WHAT IS ASKED:
In the stretch of data from the line containing "ink-speck <box>201 1134 206 1139</box>" through the line containing "paragraph: Pak Suetonius", swap "ink-speck" for "dust-speck" and leave everything else unchanged. Return only those lines.

--- begin DATA SUPPLIED ---

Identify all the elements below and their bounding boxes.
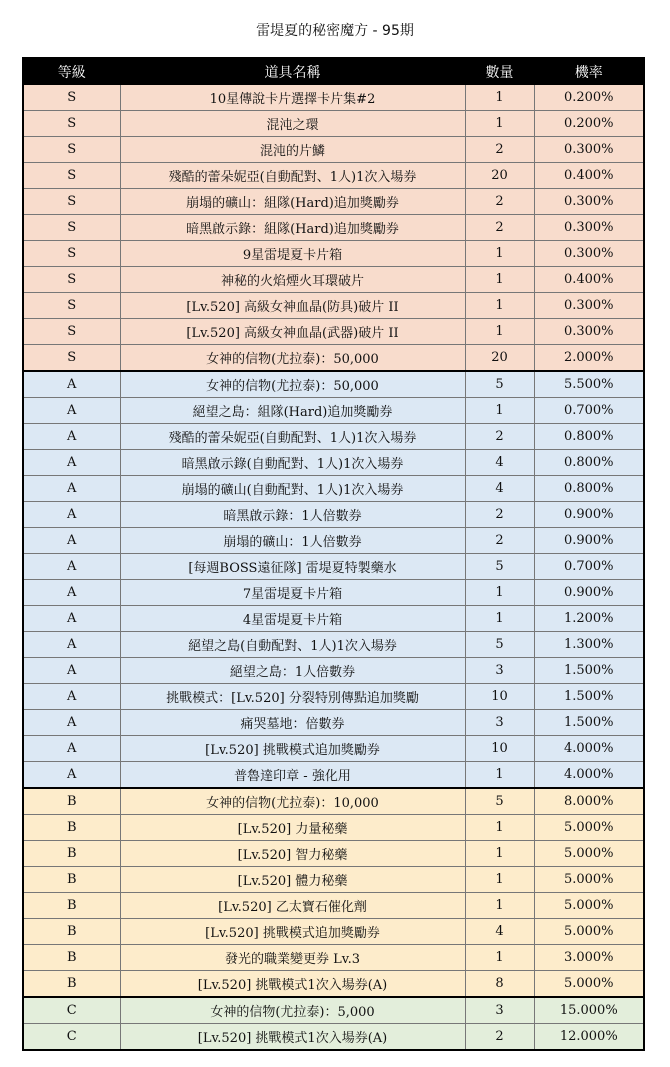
item-name-cell: 崩塌的礦山(自動配對、1人)1次入場券 — [120, 476, 465, 502]
grade-cell: A — [23, 528, 120, 554]
quantity-cell: 3 — [465, 710, 534, 736]
quantity-cell: 1 — [465, 319, 534, 345]
table-row — [23, 528, 644, 554]
grade-cell: A — [23, 658, 120, 684]
table-row — [23, 554, 644, 580]
quantity-cell: 1 — [465, 398, 534, 424]
table-row — [23, 293, 644, 319]
probability-cell: 0.800% — [534, 476, 644, 502]
grade-cell: B — [23, 971, 120, 998]
grade-cell: A — [23, 476, 120, 502]
quantity-cell: 3 — [465, 658, 534, 684]
grade-cell: A — [23, 371, 120, 398]
quantity-cell: 1 — [465, 85, 534, 111]
grade-cell: S — [23, 111, 120, 137]
table-row — [23, 398, 644, 424]
table-row — [23, 762, 644, 789]
table-row — [23, 189, 644, 215]
item-name-cell: 殘酷的蕾朵妮亞(自動配對、1人)1次入場券 — [120, 424, 465, 450]
grade-cell: B — [23, 815, 120, 841]
table-row — [23, 919, 644, 945]
grade-cell: S — [23, 215, 120, 241]
probability-cell: 0.400% — [534, 267, 644, 293]
probability-cell: 0.300% — [534, 189, 644, 215]
table-row — [23, 736, 644, 762]
quantity-cell: 1 — [465, 241, 534, 267]
table-row — [23, 111, 644, 137]
grade-cell: B — [23, 841, 120, 867]
probability-cell: 4.000% — [534, 736, 644, 762]
item-name-cell: 女神的信物(尤拉泰)：50,000 — [120, 345, 465, 372]
quantity-cell: 1 — [465, 815, 534, 841]
probability-table — [22, 57, 645, 1051]
probability-cell: 12.000% — [534, 1024, 644, 1051]
item-name-cell: 暗黑啟示錄：1人倍數券 — [120, 502, 465, 528]
item-name-cell: 10星傳說卡片選擇卡片集#2 — [120, 85, 465, 111]
table-row — [23, 710, 644, 736]
grade-cell: A — [23, 736, 120, 762]
probability-cell: 0.300% — [534, 293, 644, 319]
header-grade: 等級 — [23, 58, 120, 85]
grade-cell: B — [23, 788, 120, 815]
grade-cell: S — [23, 85, 120, 111]
table-row — [23, 345, 644, 372]
table-row — [23, 684, 644, 710]
quantity-cell: 2 — [465, 502, 534, 528]
probability-cell: 0.300% — [534, 319, 644, 345]
header-item-name: 道具名稱 — [120, 58, 465, 85]
quantity-cell: 2 — [465, 1024, 534, 1051]
quantity-cell: 1 — [465, 580, 534, 606]
item-name-cell: 殘酷的蕾朵妮亞(自動配對、1人)1次入場券 — [120, 163, 465, 189]
quantity-cell: 1 — [465, 867, 534, 893]
probability-cell: 1.200% — [534, 606, 644, 632]
grade-cell: S — [23, 293, 120, 319]
quantity-cell: 2 — [465, 215, 534, 241]
quantity-cell: 1 — [465, 841, 534, 867]
table-row — [23, 632, 644, 658]
probability-cell: 0.800% — [534, 424, 644, 450]
grade-cell: A — [23, 580, 120, 606]
quantity-cell: 5 — [465, 371, 534, 398]
table-row — [23, 267, 644, 293]
probability-cell: 3.000% — [534, 945, 644, 971]
item-name-cell: 女神的信物(尤拉泰)：50,000 — [120, 371, 465, 398]
quantity-cell: 4 — [465, 476, 534, 502]
grade-cell: A — [23, 398, 120, 424]
item-name-cell: 女神的信物(尤拉泰)：10,000 — [120, 788, 465, 815]
item-name-cell: 混沌之環 — [120, 111, 465, 137]
quantity-cell: 2 — [465, 528, 534, 554]
item-name-cell: [Lv.520] 挑戰模式追加獎勵券 — [120, 736, 465, 762]
grade-cell: B — [23, 867, 120, 893]
grade-cell: B — [23, 945, 120, 971]
table-row — [23, 997, 644, 1024]
table-row — [23, 606, 644, 632]
probability-cell: 5.000% — [534, 893, 644, 919]
table-header-row — [23, 58, 644, 85]
grade-cell: S — [23, 137, 120, 163]
item-name-cell: 4星雷堤夏卡片箱 — [120, 606, 465, 632]
item-name-cell: [每週BOSS遠征隊] 雷堤夏特製藥水 — [120, 554, 465, 580]
quantity-cell: 20 — [465, 163, 534, 189]
item-name-cell: 絕望之島：組隊(Hard)追加獎勵券 — [120, 398, 465, 424]
item-name-cell: [Lv.520] 挑戰模式追加獎勵券 — [120, 919, 465, 945]
item-name-cell: [Lv.520] 挑戰模式1次入場券(A) — [120, 1024, 465, 1051]
table-row — [23, 658, 644, 684]
quantity-cell: 1 — [465, 945, 534, 971]
page-title: 雷堤夏的秘密魔方 - 95期 — [256, 23, 414, 39]
grade-cell: C — [23, 997, 120, 1024]
grade-cell: A — [23, 450, 120, 476]
quantity-cell: 2 — [465, 137, 534, 163]
table-row — [23, 424, 644, 450]
grade-cell: A — [23, 502, 120, 528]
item-name-cell: [Lv.520] 乙太寶石催化劑 — [120, 893, 465, 919]
probability-cell: 5.500% — [534, 371, 644, 398]
quantity-cell: 10 — [465, 684, 534, 710]
table-row — [23, 502, 644, 528]
table-row — [23, 215, 644, 241]
grade-cell: A — [23, 684, 120, 710]
table-row — [23, 1024, 644, 1051]
grade-cell: S — [23, 241, 120, 267]
probability-cell: 1.500% — [534, 658, 644, 684]
table-row — [23, 971, 644, 998]
item-name-cell: 絕望之島：1人倍數券 — [120, 658, 465, 684]
table-row — [23, 580, 644, 606]
item-name-cell: 普魯達印章 - 強化用 — [120, 762, 465, 789]
probability-cell: 1.300% — [534, 632, 644, 658]
header-quantity: 數量 — [465, 58, 534, 85]
probability-cell: 2.000% — [534, 345, 644, 372]
probability-cell: 5.000% — [534, 919, 644, 945]
item-name-cell: 挑戰模式：[Lv.520] 分裂特別傳點追加獎勵 — [120, 684, 465, 710]
quantity-cell: 1 — [465, 293, 534, 319]
probability-cell: 5.000% — [534, 841, 644, 867]
item-name-cell: 混沌的片鱗 — [120, 137, 465, 163]
table-row — [23, 85, 644, 111]
table-row — [23, 241, 644, 267]
item-name-cell: [Lv.520] 力量秘藥 — [120, 815, 465, 841]
item-name-cell: 崩塌的礦山：組隊(Hard)追加獎勵券 — [120, 189, 465, 215]
item-name-cell: 暗黑啟示錄(自動配對、1人)1次入場券 — [120, 450, 465, 476]
probability-cell: 0.700% — [534, 554, 644, 580]
table-row — [23, 371, 644, 398]
probability-cell: 0.300% — [534, 215, 644, 241]
table-row — [23, 945, 644, 971]
probability-cell: 0.200% — [534, 111, 644, 137]
probability-cell: 1.500% — [534, 710, 644, 736]
probability-cell: 0.300% — [534, 241, 644, 267]
grade-cell: A — [23, 632, 120, 658]
quantity-cell: 1 — [465, 606, 534, 632]
table-row — [23, 893, 644, 919]
grade-cell: A — [23, 424, 120, 450]
quantity-cell: 3 — [465, 997, 534, 1024]
quantity-cell: 10 — [465, 736, 534, 762]
grade-cell: A — [23, 554, 120, 580]
probability-cell: 0.800% — [534, 450, 644, 476]
grade-cell: S — [23, 189, 120, 215]
quantity-cell: 5 — [465, 554, 534, 580]
item-name-cell: [Lv.520] 高級女神血晶(防具)破片 II — [120, 293, 465, 319]
item-name-cell: 痛哭墓地：倍數券 — [120, 710, 465, 736]
grade-cell: S — [23, 267, 120, 293]
quantity-cell: 20 — [465, 345, 534, 372]
probability-cell: 0.400% — [534, 163, 644, 189]
grade-cell: S — [23, 163, 120, 189]
item-name-cell: 發光的職業變更券 Lv.3 — [120, 945, 465, 971]
item-name-cell: [Lv.520] 高級女神血晶(武器)破片 II — [120, 319, 465, 345]
quantity-cell: 1 — [465, 111, 534, 137]
table-row — [23, 867, 644, 893]
probability-cell: 15.000% — [534, 997, 644, 1024]
item-name-cell: 崩塌的礦山：1人倍數券 — [120, 528, 465, 554]
table-row — [23, 163, 644, 189]
probability-cell: 5.000% — [534, 971, 644, 998]
table-row — [23, 841, 644, 867]
quantity-cell: 8 — [465, 971, 534, 998]
grade-cell: B — [23, 893, 120, 919]
item-name-cell: 7星雷堤夏卡片箱 — [120, 580, 465, 606]
item-name-cell: 神秘的火焰煙火耳環破片 — [120, 267, 465, 293]
header-probability: 機率 — [534, 58, 644, 85]
quantity-cell: 1 — [465, 893, 534, 919]
quantity-cell: 2 — [465, 424, 534, 450]
grade-cell: S — [23, 319, 120, 345]
item-name-cell: 9星雷堤夏卡片箱 — [120, 241, 465, 267]
grade-cell: A — [23, 710, 120, 736]
probability-cell: 1.500% — [534, 684, 644, 710]
table-row — [23, 788, 644, 815]
probability-cell: 0.900% — [534, 502, 644, 528]
probability-cell: 5.000% — [534, 815, 644, 841]
table-row — [23, 815, 644, 841]
grade-cell: A — [23, 606, 120, 632]
probability-cell: 0.900% — [534, 528, 644, 554]
grade-cell: C — [23, 1024, 120, 1051]
item-name-cell: [Lv.520] 智力秘藥 — [120, 841, 465, 867]
grade-cell: A — [23, 762, 120, 789]
quantity-cell: 4 — [465, 450, 534, 476]
table-row — [23, 137, 644, 163]
grade-cell: B — [23, 919, 120, 945]
quantity-cell: 5 — [465, 632, 534, 658]
item-name-cell: 暗黑啟示錄：組隊(Hard)追加獎勵券 — [120, 215, 465, 241]
grade-cell: S — [23, 345, 120, 372]
item-name-cell: 絕望之島(自動配對、1人)1次入場券 — [120, 632, 465, 658]
quantity-cell: 5 — [465, 788, 534, 815]
probability-cell: 0.300% — [534, 137, 644, 163]
table-row — [23, 450, 644, 476]
quantity-cell: 1 — [465, 762, 534, 789]
probability-cell: 0.900% — [534, 580, 644, 606]
probability-cell: 5.000% — [534, 867, 644, 893]
probability-cell: 0.200% — [534, 85, 644, 111]
probability-cell: 4.000% — [534, 762, 644, 789]
quantity-cell: 1 — [465, 267, 534, 293]
probability-cell: 8.000% — [534, 788, 644, 815]
table-row — [23, 319, 644, 345]
quantity-cell: 4 — [465, 919, 534, 945]
table-row — [23, 476, 644, 502]
item-name-cell: [Lv.520] 體力秘藥 — [120, 867, 465, 893]
probability-cell: 0.700% — [534, 398, 644, 424]
item-name-cell: [Lv.520] 挑戰模式1次入場券(A) — [120, 971, 465, 998]
quantity-cell: 2 — [465, 189, 534, 215]
item-name-cell: 女神的信物(尤拉泰)：5,000 — [120, 997, 465, 1024]
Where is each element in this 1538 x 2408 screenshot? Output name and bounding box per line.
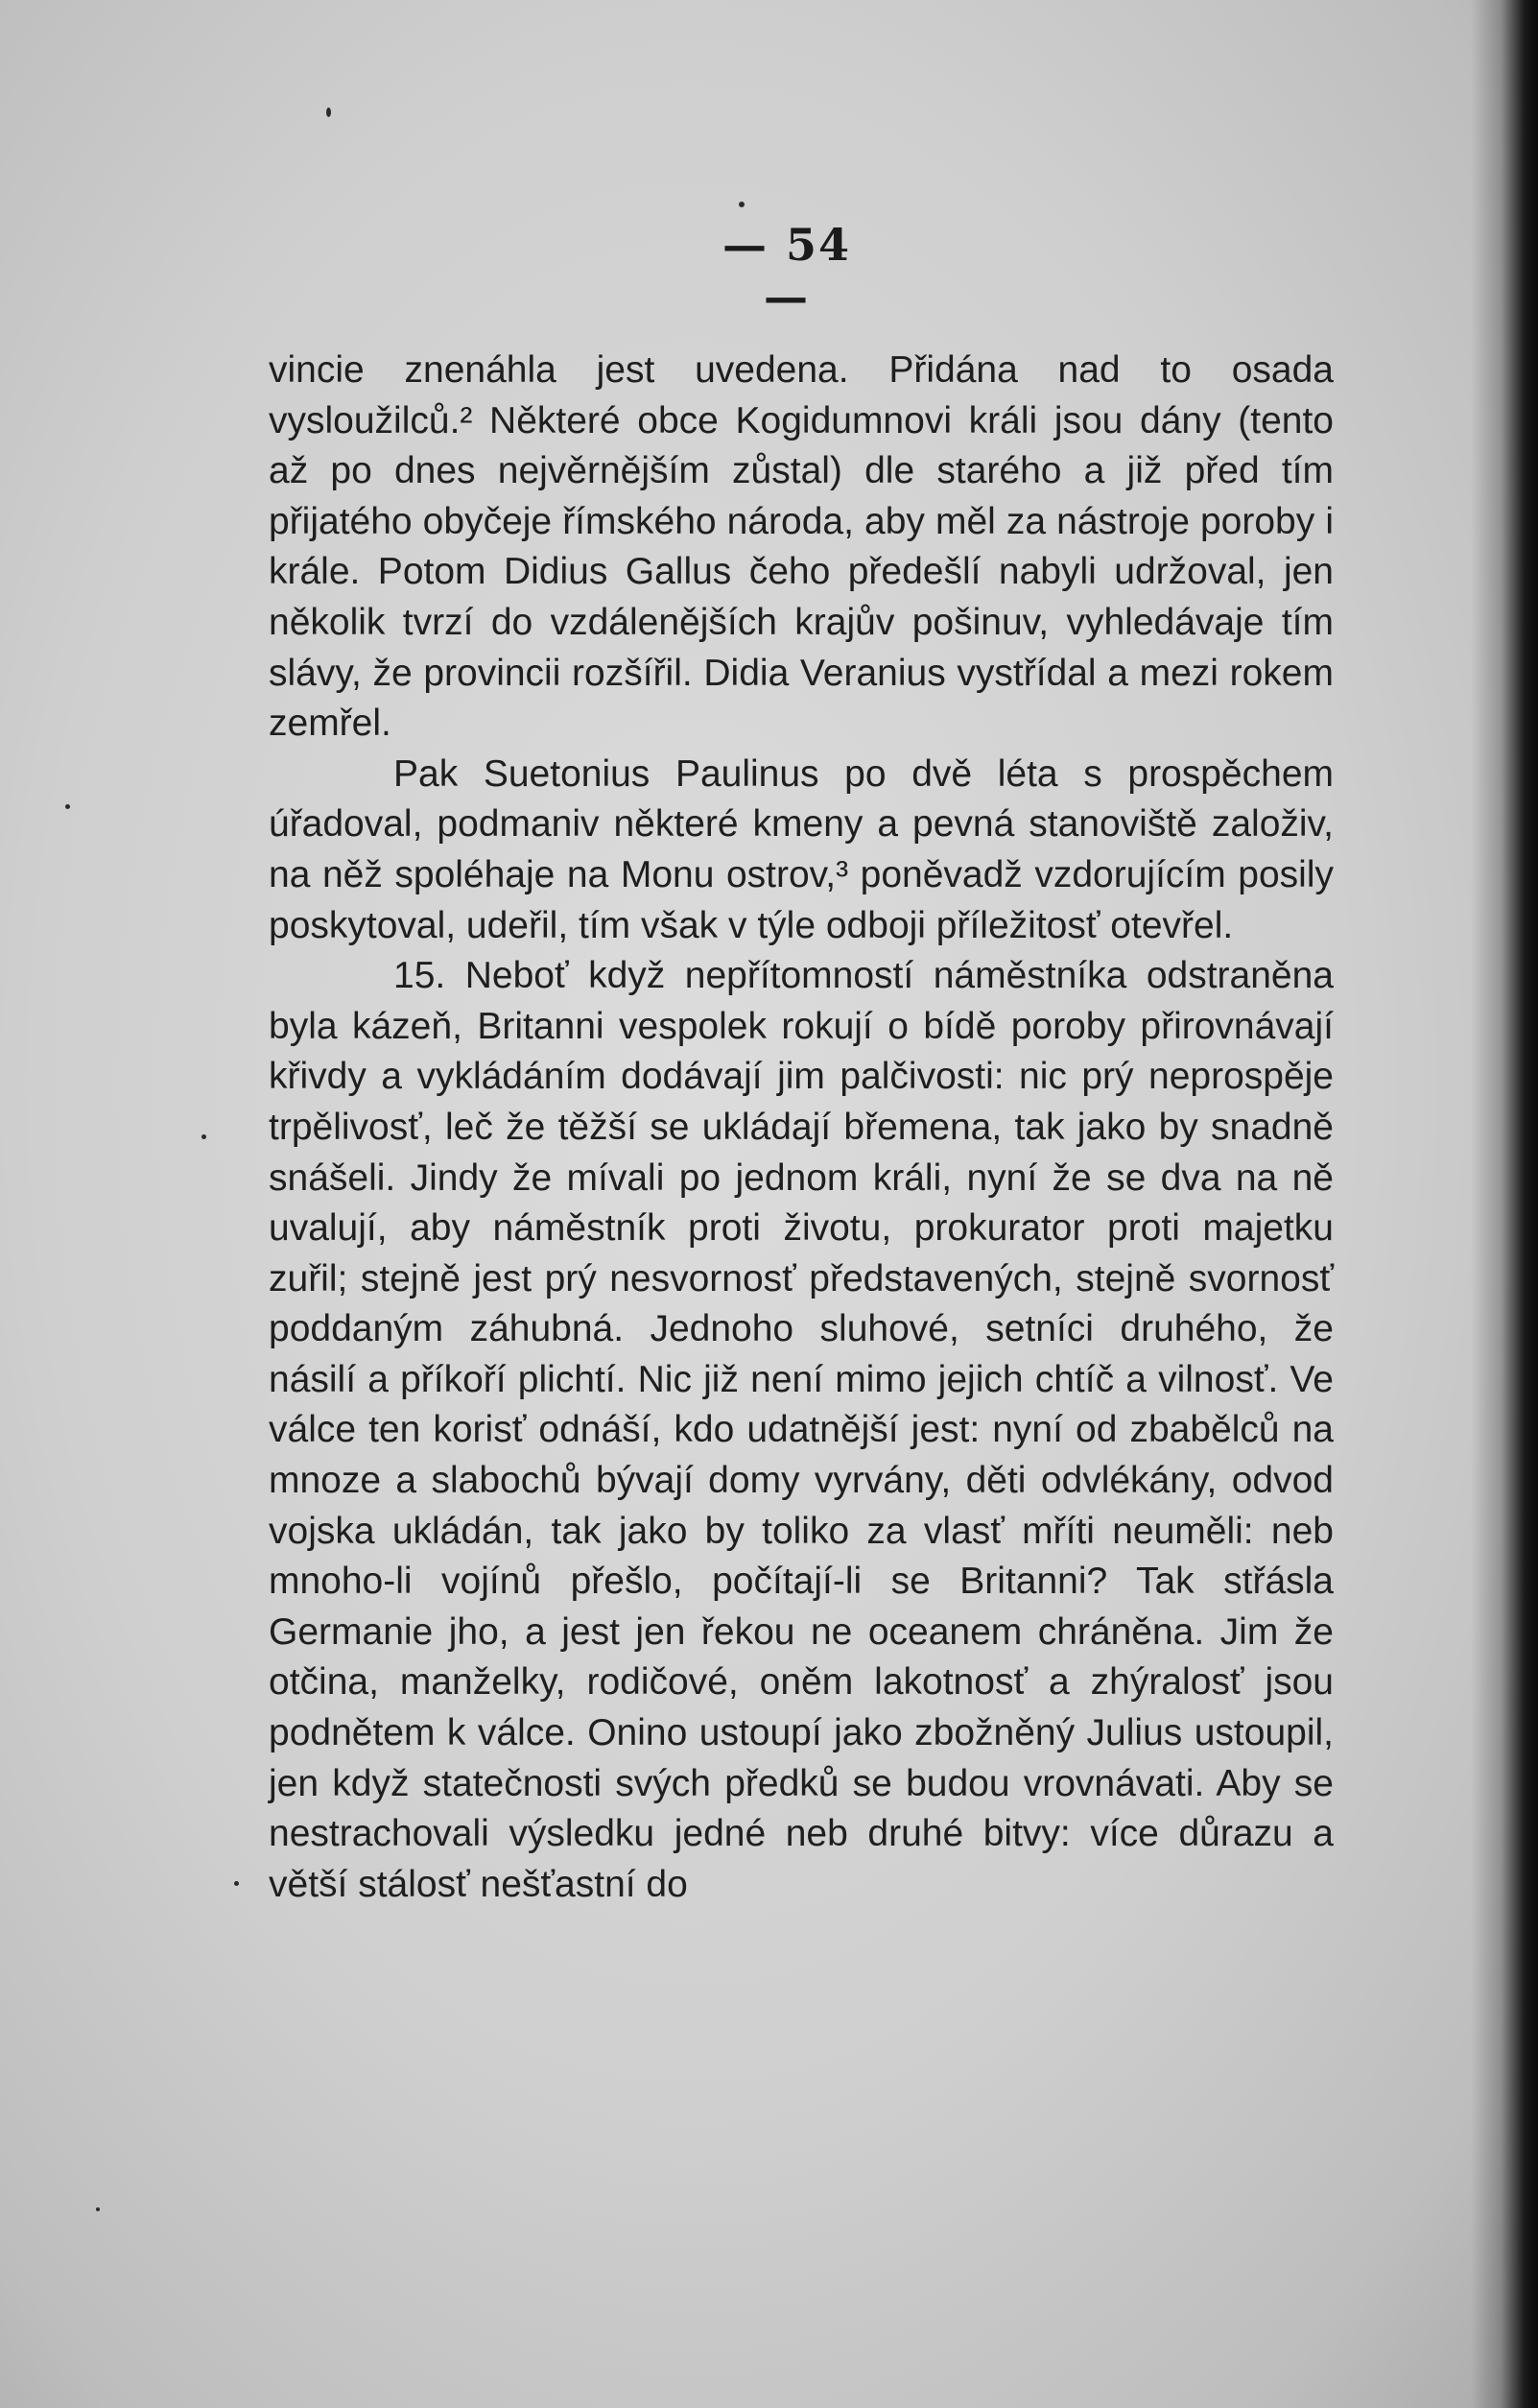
ink-speck <box>201 1134 206 1139</box>
ink-speck <box>96 2207 100 2211</box>
page-number: — 54 — <box>722 219 852 322</box>
ink-speck <box>65 804 70 809</box>
ink-speck <box>739 202 745 207</box>
ink-speck <box>326 107 331 117</box>
body-text <box>269 346 1334 1910</box>
paragraph: vincie znenáhla jest uvedena. Přidána nad to osada vysloužilců.² Některé obce Kogidumnovi králi jsou dány (tento až po dnes nejvěrnějším zůstal) dle starého a již před tím přijatého obyčeje římského národa, aby měl za nástroje poroby i krále. Potom Didius Gallus čeho předešlí nabyli udržoval, jen několik tvrzí do vzdálenějších krajův pošinuv, vyhledávaje tím slávy, že provincii rozšířil. Didia Veranius vystřídal a mezi rokem zemřel. <box>269 349 1334 745</box>
paragraph: Pak Suetonius Paulinus po dvě léta s prospěchem úřadoval, podmaniv některé kmeny a pevná stanoviště založiv, na něž spoléhaje na Monu ostrov,³ poněvadž vzdorujícím posily poskytoval, udeřil, tím však v týle odboji příležitosť otevřel. <box>269 752 1334 946</box>
paragraph: 15. Neboť když nepřítomností náměstníka odstraněna byla kázeň, Britanni vespolek rokují o bídě poroby přirovnávají křivdy a vykládáním dodávají jim palčivosti: nic prý neprospěje trpělivosť, leč že těžší se ukládají břemena, tak jako by snadně snášeli. Jindy že mívali po jednom králi, nyní že se dva na ně uvalují, aby náměstník proti životu, prokurator proti majetku zuřil; stejně jest prý nesvornosť představených, stejně svornosť poddaným záhubná. Jednoho sluhové, setníci druhého, že násilí a příkoří plichtí. Nic již není mimo jejich chtíč a vilnosť. Ve válce ten korisť odnáší, kdo udatnější jest: nyní od zbabělců na mnoze a slabochů bývají domy vyrvány, děti odvlékány, odvod vojska ukládán, tak jako by toliko za vlasť mříti neuměli: neb mnoho-li vojínů přešlo, počítají-li se Britanni? Tak střásla Germanie jho, a jest jen řekou ne oceanem chráněna. Jim že otčina, manželky, rodičové, oněm lakotnosť a zhýralosť jsou podnětem k válce. Onino ustoupí jako zbožněný Julius ustoupil, jen když statečnosti svých předků se budou vrovnávati. Aby se nestrachovali výsledku jedné neb druhé bitvy: více důrazu a větší stálosť nešťastní do <box>269 955 1334 1905</box>
ink-speck <box>234 1881 239 1886</box>
page-edge-shadow <box>1471 0 1538 2408</box>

--- end DATA SUPPLIED ---

OUTPUT OF THE EXERCISE:
dust-speck <box>201 1134 206 1139</box>
dust-speck <box>96 2207 100 2211</box>
page-number: — 54 — <box>722 219 852 322</box>
dust-speck <box>65 804 70 809</box>
dust-speck <box>739 202 745 207</box>
dust-speck <box>326 107 331 117</box>
body-text <box>269 346 1334 1910</box>
paragraph: vincie znenáhla jest uvedena. Přidána nad to osada vysloužilců.² Některé obce Kogidumnovi králi jsou dány (tento až po dnes nejvěrnějším zůstal) dle starého a již před tím přijatého obyčeje římského národa, aby měl za nástroje poroby i krále. Potom Didius Gallus čeho předešlí nabyli udržoval, jen několik tvrzí do vzdálenějších krajův pošinuv, vyhledávaje tím slávy, že provincii rozšířil. Didia Veranius vystřídal a mezi rokem zemřel. <box>269 349 1334 745</box>
paragraph: Pak Suetonius Paulinus po dvě léta s prospěchem úřadoval, podmaniv některé kmeny a pevná stanoviště založiv, na něž spoléhaje na Monu ostrov,³ poněvadž vzdorujícím posily poskytoval, udeřil, tím však v týle odboji příležitosť otevřel. <box>269 752 1334 946</box>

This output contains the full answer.